* [What is needed]: Take each line containing "sobie" and report it exactly as written.

* [Data]:
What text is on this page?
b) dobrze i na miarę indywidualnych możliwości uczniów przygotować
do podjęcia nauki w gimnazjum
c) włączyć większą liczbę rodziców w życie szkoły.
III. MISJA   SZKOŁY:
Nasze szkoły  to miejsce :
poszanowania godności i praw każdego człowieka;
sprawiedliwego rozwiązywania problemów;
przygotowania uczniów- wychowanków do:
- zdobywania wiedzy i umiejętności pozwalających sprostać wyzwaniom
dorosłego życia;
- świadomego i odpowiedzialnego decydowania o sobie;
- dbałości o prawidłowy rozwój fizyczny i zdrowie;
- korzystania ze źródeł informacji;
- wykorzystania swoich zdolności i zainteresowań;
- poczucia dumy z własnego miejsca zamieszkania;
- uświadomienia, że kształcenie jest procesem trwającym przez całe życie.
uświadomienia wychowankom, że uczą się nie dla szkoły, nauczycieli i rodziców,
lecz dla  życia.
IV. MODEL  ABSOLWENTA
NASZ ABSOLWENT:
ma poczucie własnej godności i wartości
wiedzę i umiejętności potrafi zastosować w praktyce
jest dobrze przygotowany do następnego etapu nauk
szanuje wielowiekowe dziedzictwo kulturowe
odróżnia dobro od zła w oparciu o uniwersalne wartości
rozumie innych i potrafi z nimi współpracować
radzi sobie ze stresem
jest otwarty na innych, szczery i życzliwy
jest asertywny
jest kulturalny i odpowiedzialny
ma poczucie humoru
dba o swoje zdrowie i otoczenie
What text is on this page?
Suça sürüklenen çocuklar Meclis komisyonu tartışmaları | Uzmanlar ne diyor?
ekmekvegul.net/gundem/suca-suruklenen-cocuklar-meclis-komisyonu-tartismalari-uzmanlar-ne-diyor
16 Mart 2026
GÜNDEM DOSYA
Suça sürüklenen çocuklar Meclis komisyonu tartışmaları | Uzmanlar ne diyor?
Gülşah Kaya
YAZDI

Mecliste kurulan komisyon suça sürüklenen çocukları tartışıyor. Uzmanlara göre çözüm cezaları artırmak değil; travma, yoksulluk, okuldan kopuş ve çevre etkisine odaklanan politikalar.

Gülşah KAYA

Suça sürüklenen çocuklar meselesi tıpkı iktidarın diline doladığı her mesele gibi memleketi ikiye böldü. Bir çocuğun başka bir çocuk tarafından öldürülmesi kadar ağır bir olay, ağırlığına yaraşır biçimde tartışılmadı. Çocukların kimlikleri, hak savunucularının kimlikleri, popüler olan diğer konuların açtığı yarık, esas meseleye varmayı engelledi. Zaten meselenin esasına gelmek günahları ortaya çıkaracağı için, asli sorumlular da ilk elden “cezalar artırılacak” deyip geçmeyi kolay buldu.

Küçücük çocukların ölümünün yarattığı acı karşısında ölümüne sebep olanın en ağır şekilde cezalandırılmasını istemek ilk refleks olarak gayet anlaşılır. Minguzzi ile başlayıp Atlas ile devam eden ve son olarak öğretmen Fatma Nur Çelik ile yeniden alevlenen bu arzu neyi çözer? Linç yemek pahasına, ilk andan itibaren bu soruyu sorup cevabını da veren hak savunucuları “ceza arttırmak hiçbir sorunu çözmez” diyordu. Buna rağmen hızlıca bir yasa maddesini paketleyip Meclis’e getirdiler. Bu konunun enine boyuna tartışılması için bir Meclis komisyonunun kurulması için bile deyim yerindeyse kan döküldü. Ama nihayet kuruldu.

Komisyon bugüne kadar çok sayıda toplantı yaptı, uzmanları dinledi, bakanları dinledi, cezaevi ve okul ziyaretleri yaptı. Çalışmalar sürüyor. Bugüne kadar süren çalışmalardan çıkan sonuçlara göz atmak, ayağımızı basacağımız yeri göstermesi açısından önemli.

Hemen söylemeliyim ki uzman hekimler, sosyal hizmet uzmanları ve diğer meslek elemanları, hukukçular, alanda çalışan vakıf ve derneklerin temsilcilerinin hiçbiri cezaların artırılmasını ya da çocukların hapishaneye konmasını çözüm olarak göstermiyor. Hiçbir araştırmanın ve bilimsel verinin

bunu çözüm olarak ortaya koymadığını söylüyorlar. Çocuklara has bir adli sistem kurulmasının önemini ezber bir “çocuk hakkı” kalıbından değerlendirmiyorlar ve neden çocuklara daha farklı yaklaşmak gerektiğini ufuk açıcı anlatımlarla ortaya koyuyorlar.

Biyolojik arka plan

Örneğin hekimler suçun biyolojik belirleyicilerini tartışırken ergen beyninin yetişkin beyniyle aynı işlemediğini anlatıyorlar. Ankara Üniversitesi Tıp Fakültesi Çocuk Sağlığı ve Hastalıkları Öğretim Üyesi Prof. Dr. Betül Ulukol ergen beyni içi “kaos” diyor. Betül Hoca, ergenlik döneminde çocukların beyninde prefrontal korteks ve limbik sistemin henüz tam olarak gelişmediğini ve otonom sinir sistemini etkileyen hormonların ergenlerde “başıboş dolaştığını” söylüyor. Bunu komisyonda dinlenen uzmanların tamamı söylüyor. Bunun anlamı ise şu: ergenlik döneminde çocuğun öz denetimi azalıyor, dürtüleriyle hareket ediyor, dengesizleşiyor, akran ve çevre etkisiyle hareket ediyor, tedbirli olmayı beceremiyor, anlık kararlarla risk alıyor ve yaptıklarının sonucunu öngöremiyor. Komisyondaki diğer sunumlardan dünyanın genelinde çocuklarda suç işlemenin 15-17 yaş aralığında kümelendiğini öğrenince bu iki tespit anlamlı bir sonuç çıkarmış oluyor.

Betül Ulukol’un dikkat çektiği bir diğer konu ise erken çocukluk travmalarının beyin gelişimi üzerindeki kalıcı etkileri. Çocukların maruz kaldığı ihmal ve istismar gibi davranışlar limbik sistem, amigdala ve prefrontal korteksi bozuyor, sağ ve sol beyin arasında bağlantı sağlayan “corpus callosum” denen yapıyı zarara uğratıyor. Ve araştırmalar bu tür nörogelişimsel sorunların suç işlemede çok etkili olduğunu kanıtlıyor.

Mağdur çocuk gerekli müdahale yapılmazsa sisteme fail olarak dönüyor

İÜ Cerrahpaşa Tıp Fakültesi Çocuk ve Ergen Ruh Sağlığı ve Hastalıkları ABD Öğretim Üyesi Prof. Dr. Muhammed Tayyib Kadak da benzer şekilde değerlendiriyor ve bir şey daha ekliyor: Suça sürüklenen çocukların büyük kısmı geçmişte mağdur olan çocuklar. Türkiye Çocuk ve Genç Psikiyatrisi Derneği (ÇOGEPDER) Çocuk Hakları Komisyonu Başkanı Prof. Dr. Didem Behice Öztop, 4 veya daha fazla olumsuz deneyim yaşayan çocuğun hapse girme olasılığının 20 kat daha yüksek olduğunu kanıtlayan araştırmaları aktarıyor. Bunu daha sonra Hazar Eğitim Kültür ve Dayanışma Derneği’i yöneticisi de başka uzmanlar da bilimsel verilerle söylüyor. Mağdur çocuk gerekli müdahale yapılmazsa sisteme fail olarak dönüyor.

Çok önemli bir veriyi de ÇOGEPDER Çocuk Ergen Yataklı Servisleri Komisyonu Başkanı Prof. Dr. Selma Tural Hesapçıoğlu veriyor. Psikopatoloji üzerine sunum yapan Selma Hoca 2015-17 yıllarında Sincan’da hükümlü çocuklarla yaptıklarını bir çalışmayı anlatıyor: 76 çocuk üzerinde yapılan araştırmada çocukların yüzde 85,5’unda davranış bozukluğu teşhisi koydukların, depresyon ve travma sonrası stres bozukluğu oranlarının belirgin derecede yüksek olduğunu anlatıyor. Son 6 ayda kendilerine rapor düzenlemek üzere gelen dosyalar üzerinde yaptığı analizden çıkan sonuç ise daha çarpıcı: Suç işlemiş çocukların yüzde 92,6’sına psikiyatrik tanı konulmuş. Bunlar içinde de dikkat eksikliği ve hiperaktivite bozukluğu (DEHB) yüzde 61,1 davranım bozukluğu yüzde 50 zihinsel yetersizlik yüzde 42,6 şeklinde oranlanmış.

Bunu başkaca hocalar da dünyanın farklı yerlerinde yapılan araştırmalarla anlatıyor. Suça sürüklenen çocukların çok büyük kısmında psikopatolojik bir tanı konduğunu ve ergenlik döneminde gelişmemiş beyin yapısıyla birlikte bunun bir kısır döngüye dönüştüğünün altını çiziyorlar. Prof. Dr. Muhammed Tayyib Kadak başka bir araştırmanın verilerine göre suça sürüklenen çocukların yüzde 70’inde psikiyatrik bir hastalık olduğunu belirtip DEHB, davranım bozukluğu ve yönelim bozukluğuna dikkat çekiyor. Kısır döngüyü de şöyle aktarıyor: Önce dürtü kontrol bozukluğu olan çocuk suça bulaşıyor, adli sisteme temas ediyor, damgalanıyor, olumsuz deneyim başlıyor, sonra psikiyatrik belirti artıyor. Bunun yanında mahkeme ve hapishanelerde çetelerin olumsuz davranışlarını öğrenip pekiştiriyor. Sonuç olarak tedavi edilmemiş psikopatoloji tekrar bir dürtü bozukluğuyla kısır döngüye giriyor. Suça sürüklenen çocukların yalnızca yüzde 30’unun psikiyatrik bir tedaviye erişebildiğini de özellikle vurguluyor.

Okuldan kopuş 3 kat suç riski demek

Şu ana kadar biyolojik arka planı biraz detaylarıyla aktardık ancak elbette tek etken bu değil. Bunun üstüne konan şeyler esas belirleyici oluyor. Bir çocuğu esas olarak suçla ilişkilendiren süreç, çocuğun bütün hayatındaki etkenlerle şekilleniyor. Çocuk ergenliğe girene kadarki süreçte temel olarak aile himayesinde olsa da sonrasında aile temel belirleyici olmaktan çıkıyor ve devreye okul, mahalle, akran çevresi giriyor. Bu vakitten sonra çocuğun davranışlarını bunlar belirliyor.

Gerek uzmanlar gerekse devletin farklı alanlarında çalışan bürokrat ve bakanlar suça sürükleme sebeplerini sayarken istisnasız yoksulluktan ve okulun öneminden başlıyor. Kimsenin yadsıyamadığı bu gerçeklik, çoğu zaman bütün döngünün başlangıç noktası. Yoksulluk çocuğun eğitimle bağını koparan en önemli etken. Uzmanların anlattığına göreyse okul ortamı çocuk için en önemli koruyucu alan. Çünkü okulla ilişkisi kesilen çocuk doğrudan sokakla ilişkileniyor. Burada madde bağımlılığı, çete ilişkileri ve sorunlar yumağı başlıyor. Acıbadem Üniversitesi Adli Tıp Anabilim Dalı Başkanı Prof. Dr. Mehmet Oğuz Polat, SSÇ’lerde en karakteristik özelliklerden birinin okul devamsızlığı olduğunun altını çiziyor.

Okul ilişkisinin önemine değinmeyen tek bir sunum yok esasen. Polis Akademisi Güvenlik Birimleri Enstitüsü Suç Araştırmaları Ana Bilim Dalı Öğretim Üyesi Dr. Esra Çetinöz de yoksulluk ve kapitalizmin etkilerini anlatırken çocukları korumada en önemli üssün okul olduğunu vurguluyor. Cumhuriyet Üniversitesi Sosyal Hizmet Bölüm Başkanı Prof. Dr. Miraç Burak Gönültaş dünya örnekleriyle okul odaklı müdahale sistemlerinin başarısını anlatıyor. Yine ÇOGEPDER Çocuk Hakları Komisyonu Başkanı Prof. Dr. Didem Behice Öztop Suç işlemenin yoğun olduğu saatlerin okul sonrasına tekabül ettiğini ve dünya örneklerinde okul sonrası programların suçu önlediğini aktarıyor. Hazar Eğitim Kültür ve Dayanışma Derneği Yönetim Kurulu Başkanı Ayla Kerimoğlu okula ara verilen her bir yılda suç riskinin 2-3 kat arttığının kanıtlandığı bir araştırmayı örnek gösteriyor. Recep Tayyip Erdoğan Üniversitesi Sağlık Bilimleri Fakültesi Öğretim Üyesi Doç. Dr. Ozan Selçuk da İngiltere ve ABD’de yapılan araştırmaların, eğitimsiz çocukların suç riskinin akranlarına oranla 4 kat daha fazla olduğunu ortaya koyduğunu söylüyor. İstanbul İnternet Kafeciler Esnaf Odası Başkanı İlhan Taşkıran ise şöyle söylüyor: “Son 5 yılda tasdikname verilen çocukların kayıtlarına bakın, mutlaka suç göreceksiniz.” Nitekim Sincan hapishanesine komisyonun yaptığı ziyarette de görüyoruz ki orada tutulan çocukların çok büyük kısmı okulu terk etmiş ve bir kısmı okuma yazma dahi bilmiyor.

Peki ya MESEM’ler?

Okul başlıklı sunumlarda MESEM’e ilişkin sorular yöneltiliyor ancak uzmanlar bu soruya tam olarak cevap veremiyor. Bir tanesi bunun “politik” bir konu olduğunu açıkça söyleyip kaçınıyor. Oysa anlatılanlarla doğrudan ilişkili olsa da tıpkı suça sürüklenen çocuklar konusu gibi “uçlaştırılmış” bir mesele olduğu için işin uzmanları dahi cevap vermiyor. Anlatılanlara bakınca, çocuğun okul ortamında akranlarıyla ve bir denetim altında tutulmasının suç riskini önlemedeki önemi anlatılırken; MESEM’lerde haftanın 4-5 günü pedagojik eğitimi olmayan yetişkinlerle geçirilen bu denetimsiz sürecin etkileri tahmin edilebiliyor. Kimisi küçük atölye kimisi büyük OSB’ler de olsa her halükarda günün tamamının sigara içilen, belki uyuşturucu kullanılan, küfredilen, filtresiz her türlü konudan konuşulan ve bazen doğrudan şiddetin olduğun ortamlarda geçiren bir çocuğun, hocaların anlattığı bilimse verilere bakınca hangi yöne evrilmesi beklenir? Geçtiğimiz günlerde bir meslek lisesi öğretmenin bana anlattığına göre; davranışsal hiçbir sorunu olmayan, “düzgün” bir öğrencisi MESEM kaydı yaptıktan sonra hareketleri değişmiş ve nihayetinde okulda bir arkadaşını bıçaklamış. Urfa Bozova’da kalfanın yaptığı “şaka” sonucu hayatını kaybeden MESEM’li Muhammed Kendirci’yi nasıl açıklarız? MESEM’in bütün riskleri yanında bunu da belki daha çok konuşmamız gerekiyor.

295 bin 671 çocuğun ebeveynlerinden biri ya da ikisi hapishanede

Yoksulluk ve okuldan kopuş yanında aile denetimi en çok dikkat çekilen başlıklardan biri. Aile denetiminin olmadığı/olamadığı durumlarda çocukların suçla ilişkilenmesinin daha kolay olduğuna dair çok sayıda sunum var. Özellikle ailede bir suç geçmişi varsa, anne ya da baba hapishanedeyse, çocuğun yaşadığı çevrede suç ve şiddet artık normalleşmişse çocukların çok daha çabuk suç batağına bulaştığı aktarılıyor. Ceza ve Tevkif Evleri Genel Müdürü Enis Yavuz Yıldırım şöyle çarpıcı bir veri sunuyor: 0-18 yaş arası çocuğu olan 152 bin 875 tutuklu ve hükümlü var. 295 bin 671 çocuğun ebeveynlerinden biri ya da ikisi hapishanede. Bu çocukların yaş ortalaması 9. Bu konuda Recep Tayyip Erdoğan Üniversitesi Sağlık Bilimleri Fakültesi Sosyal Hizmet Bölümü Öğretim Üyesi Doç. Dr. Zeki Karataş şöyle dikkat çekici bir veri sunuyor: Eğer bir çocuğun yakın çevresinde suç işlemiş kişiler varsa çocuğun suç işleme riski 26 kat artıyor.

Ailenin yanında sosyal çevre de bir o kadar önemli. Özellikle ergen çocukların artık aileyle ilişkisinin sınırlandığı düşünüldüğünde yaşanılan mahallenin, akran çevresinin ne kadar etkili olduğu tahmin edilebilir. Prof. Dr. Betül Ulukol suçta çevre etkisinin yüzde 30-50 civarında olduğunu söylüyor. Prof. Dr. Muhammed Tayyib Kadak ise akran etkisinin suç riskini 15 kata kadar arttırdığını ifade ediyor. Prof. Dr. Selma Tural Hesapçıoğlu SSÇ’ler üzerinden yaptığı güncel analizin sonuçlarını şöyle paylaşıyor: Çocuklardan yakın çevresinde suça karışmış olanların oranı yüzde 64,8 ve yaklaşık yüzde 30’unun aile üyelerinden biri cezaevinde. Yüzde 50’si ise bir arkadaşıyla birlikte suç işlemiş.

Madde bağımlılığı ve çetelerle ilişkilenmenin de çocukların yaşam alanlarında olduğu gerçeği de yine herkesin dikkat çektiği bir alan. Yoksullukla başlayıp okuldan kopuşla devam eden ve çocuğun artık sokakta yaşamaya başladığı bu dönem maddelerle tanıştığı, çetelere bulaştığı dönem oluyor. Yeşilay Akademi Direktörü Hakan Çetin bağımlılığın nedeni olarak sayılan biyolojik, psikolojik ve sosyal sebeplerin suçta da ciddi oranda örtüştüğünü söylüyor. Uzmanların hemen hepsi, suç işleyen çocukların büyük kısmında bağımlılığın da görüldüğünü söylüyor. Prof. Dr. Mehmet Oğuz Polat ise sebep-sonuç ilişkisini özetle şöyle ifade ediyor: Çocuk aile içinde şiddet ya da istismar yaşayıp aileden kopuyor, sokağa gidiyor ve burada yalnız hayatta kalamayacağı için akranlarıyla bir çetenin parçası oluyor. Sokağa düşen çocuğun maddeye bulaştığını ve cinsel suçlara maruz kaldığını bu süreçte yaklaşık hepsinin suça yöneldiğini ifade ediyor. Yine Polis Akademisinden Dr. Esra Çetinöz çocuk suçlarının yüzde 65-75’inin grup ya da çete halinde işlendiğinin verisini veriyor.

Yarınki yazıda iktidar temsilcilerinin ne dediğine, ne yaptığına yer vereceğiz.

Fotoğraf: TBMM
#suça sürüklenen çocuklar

* [Exercise solution]:
- świadomego i odpowiedzialnego decydowania o sobie;
radzi sobie ze stresem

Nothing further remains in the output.